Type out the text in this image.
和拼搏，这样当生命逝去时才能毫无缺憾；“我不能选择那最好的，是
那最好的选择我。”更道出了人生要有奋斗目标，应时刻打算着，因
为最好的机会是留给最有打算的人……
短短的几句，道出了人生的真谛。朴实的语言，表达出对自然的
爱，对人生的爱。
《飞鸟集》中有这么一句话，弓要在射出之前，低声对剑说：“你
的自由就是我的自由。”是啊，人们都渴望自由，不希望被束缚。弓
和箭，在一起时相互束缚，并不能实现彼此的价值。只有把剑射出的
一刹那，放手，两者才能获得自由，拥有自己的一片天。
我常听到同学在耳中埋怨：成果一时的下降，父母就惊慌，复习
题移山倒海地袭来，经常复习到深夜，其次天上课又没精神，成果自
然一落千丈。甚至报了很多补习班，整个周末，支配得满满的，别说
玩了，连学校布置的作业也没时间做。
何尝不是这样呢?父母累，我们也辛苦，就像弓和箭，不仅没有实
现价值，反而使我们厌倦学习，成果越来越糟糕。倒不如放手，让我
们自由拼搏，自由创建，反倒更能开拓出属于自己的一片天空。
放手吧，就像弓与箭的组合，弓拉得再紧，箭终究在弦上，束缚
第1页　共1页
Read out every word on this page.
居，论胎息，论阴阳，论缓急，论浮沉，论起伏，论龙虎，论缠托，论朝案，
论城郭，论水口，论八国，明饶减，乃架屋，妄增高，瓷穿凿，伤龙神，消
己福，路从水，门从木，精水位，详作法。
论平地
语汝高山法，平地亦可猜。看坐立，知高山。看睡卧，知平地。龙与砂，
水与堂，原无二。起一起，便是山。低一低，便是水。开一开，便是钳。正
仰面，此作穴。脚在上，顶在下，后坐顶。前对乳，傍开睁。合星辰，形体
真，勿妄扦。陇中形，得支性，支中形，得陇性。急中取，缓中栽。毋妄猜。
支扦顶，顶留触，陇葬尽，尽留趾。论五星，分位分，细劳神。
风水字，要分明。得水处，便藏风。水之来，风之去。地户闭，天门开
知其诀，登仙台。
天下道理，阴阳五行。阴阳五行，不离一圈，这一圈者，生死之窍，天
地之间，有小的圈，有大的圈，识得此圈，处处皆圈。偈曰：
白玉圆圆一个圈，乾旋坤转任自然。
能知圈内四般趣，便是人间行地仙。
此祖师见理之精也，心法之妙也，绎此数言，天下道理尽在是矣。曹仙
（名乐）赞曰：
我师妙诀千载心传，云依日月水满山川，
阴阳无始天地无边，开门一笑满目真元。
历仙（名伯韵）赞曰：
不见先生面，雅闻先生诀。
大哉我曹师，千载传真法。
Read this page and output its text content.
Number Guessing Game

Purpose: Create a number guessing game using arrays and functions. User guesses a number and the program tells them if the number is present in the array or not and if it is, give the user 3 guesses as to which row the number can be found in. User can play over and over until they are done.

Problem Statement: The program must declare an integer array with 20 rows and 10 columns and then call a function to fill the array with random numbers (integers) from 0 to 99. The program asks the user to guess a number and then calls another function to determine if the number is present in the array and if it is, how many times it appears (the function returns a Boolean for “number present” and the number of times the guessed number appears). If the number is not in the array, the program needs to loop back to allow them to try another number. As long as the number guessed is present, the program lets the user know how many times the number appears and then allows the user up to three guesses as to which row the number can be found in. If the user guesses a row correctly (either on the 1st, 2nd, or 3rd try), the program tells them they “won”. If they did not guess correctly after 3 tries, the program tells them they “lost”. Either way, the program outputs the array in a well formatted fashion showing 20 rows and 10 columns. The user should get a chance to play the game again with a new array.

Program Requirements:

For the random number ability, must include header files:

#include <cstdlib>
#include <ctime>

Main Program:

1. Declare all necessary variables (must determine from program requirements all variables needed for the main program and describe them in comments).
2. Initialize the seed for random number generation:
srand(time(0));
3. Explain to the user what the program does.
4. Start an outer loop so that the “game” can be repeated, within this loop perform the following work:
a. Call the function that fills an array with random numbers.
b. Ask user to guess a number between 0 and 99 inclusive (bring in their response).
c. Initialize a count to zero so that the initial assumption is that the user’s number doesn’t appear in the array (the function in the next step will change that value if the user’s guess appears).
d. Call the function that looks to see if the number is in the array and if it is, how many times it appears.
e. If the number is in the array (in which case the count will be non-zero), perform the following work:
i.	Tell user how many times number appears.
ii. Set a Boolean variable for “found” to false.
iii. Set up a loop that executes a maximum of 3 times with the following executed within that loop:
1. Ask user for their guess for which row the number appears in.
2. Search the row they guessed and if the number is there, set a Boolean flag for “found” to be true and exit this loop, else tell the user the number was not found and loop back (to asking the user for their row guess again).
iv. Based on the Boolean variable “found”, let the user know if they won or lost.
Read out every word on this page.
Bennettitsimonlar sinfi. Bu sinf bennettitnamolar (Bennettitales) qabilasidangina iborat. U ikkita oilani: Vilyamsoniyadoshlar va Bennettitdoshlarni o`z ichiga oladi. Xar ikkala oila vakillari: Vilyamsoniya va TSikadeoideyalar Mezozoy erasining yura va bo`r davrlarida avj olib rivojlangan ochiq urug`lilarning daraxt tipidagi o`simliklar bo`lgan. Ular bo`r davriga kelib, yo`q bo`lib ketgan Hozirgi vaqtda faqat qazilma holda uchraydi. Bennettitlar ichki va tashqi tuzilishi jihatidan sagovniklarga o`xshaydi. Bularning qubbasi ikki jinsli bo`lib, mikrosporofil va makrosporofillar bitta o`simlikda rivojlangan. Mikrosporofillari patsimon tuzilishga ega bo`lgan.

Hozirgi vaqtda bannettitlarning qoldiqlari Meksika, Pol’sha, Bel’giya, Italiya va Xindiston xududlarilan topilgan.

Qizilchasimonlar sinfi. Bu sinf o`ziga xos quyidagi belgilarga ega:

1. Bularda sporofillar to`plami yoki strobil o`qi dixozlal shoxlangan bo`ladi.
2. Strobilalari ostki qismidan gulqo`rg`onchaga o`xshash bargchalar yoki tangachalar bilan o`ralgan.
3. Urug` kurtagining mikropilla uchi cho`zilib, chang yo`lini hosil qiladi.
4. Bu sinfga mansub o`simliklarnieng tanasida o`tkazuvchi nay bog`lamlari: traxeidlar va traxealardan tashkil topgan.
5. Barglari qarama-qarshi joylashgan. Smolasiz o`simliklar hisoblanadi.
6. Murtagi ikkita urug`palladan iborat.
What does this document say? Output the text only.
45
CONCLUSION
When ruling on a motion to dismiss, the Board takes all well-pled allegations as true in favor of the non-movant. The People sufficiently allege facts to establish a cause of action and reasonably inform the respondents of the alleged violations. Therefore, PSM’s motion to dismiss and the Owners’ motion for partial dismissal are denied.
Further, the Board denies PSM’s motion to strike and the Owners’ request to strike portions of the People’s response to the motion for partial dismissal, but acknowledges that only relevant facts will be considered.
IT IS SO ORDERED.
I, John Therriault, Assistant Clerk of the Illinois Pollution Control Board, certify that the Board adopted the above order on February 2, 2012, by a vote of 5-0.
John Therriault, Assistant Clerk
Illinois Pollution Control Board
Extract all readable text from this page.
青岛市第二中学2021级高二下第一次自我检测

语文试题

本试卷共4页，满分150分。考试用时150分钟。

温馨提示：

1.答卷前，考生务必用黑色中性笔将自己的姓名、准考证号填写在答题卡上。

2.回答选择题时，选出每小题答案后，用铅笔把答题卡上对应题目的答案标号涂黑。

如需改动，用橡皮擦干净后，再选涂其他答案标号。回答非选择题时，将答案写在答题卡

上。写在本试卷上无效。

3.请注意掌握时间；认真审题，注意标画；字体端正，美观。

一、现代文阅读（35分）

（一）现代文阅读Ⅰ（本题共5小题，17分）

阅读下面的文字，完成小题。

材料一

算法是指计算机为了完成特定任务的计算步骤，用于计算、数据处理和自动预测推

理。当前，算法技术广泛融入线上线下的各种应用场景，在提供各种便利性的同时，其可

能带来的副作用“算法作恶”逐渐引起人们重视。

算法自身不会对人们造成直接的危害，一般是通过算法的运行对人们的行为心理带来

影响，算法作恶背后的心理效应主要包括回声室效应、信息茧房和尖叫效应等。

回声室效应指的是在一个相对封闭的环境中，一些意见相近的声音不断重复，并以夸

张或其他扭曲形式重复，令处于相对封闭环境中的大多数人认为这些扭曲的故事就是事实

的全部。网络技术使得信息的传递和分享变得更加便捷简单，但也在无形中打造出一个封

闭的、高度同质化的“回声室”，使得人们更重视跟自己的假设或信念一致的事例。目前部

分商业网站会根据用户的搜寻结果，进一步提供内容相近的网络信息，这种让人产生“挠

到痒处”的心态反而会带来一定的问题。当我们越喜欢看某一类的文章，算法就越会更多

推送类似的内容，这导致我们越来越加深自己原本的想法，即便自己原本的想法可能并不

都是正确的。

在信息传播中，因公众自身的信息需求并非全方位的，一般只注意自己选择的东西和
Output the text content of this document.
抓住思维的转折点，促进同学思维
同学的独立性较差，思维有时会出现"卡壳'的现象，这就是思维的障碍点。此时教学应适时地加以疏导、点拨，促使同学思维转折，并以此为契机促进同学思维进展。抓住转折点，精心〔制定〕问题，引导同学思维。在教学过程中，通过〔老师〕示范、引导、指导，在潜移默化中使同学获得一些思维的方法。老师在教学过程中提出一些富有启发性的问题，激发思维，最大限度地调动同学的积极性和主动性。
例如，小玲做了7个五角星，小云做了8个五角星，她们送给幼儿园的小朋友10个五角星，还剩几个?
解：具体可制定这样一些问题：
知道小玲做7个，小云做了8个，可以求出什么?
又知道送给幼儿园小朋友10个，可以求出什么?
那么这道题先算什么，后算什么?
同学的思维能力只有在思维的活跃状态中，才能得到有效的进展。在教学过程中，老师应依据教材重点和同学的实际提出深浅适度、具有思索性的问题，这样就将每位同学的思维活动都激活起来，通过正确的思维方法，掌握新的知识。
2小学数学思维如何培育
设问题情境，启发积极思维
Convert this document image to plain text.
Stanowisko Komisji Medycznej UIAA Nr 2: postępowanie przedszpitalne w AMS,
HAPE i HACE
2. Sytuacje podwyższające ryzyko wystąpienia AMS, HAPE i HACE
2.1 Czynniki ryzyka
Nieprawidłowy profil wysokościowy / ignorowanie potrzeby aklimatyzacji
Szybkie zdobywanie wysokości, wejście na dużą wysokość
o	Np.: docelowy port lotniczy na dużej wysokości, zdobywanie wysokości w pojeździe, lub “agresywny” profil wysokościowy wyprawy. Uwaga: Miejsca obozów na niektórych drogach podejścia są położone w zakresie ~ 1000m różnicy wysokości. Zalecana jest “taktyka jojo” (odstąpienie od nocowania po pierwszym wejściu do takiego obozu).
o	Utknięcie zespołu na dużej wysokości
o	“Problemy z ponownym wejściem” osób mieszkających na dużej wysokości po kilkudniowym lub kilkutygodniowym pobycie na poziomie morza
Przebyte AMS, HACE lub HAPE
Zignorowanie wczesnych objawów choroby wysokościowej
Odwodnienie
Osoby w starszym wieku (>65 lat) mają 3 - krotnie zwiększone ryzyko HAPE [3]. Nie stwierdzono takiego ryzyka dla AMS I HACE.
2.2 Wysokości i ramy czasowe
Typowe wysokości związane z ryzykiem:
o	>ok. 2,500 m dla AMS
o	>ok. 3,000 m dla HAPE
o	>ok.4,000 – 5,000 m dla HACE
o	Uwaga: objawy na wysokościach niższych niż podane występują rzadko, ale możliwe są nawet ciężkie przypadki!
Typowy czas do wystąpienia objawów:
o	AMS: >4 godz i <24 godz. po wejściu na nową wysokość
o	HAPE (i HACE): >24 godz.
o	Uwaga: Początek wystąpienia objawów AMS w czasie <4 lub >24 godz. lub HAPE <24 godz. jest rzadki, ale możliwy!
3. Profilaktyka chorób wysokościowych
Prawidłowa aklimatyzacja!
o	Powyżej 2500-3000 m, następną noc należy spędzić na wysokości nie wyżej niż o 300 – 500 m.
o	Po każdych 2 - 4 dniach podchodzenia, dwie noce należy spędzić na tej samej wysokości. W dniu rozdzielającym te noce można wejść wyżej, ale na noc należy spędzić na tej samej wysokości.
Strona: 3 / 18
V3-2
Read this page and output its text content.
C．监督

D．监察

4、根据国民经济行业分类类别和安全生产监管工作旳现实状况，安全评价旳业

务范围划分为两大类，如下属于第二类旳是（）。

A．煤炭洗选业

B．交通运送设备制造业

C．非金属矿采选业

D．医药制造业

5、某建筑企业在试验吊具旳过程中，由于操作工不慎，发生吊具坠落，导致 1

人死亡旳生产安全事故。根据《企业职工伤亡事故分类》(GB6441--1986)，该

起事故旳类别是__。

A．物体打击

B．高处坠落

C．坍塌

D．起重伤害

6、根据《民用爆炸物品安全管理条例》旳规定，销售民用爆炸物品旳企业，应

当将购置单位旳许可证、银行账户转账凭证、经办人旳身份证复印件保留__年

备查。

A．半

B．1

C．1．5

_What is needed_.
In the entries above, find each line with the word "John" and copy it.

_Task output_.
I, John Therriault, Assistant Clerk of the Illinois Pollution Control Board, certify that the Board adopted the above order on February 2, 2012, by a vote of 5-0.
John Therriault, Assistant Clerk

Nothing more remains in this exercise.